#### Objective
Find the string "work" in the data, then copy every line where it is found.

#### Dataset
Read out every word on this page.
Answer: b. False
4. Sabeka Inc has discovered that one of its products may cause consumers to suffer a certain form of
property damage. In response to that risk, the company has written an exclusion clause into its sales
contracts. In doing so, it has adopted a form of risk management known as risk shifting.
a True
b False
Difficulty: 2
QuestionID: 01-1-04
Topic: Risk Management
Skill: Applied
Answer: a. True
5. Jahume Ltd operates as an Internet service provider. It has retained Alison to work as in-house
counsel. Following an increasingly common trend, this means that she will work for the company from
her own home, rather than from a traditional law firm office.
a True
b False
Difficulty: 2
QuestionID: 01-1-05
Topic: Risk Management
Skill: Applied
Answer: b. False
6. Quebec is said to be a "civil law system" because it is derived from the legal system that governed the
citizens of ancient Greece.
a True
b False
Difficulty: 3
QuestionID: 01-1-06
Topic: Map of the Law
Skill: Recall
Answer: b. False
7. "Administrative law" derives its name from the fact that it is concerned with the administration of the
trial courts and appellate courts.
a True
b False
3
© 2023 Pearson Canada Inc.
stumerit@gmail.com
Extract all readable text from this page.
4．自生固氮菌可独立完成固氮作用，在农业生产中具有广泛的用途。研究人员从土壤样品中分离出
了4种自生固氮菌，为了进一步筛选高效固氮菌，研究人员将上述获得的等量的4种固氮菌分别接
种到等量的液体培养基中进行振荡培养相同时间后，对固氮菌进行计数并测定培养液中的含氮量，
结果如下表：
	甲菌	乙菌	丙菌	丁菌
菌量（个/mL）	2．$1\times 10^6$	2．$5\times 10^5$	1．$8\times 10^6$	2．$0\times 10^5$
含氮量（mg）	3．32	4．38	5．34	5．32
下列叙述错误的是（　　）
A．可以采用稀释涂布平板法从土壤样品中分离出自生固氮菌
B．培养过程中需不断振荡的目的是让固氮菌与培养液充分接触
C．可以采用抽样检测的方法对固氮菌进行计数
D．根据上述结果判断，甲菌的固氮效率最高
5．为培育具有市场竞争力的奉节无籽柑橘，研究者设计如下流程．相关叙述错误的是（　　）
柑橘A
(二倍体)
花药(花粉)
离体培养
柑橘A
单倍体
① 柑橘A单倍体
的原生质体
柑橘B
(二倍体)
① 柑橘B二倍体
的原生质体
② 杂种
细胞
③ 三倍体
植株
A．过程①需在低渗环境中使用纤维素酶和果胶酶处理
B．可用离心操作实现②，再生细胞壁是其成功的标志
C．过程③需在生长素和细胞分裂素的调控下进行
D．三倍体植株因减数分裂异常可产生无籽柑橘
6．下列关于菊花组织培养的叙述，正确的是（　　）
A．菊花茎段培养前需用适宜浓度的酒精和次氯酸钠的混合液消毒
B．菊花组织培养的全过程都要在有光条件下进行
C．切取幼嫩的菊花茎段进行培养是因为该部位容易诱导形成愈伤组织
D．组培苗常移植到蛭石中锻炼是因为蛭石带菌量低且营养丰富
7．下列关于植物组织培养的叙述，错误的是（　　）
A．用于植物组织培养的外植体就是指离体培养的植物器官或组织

#### Solution below
5. Jahume Ltd operates as an Internet service provider. It has retained Alison to work as in-house
counsel. Following an increasingly common trend, this means that she will work for the company from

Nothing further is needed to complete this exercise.